**Job**
Find the lines containing "demographics" and say how many there are, with no other words.

[Stored entries]
==================================================

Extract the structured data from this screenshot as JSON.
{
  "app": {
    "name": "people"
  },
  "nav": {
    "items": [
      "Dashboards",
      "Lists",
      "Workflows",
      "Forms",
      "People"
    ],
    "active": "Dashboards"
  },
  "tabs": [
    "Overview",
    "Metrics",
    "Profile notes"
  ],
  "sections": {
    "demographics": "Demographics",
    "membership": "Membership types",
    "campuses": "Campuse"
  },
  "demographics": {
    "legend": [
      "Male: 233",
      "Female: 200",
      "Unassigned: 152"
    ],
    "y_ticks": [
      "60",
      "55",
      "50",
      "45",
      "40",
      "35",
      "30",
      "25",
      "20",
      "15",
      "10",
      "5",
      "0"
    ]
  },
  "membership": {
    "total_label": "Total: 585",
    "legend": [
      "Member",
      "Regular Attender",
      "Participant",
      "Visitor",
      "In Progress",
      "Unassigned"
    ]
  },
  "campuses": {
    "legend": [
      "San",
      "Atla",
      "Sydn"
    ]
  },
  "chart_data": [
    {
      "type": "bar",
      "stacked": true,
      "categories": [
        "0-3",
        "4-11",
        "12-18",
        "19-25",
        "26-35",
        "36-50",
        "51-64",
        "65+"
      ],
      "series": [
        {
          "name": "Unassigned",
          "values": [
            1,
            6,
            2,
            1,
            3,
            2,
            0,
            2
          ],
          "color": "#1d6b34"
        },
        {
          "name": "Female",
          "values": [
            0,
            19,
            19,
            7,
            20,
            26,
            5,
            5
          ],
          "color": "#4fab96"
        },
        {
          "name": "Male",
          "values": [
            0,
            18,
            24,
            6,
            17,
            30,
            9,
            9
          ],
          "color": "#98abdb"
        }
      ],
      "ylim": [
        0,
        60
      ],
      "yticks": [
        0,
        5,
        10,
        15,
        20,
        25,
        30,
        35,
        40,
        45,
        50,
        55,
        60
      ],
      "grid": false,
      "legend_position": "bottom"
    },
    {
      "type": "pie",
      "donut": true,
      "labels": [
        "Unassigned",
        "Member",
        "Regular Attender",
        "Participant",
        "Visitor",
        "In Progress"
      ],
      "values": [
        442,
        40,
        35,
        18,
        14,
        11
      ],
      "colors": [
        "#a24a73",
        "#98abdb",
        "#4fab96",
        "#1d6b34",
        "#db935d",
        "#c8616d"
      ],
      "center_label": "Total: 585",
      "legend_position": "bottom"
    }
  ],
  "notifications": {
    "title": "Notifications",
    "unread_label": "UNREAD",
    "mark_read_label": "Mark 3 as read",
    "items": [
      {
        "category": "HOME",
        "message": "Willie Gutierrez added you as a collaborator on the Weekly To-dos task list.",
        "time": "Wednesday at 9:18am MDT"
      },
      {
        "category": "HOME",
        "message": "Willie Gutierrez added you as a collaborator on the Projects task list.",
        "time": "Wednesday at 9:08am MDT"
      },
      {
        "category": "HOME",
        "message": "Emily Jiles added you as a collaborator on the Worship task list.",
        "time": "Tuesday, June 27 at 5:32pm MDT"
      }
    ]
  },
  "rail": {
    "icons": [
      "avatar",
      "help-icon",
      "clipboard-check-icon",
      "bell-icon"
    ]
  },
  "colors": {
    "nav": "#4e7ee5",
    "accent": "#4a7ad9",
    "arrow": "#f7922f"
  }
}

==================================================

**Expected output**
2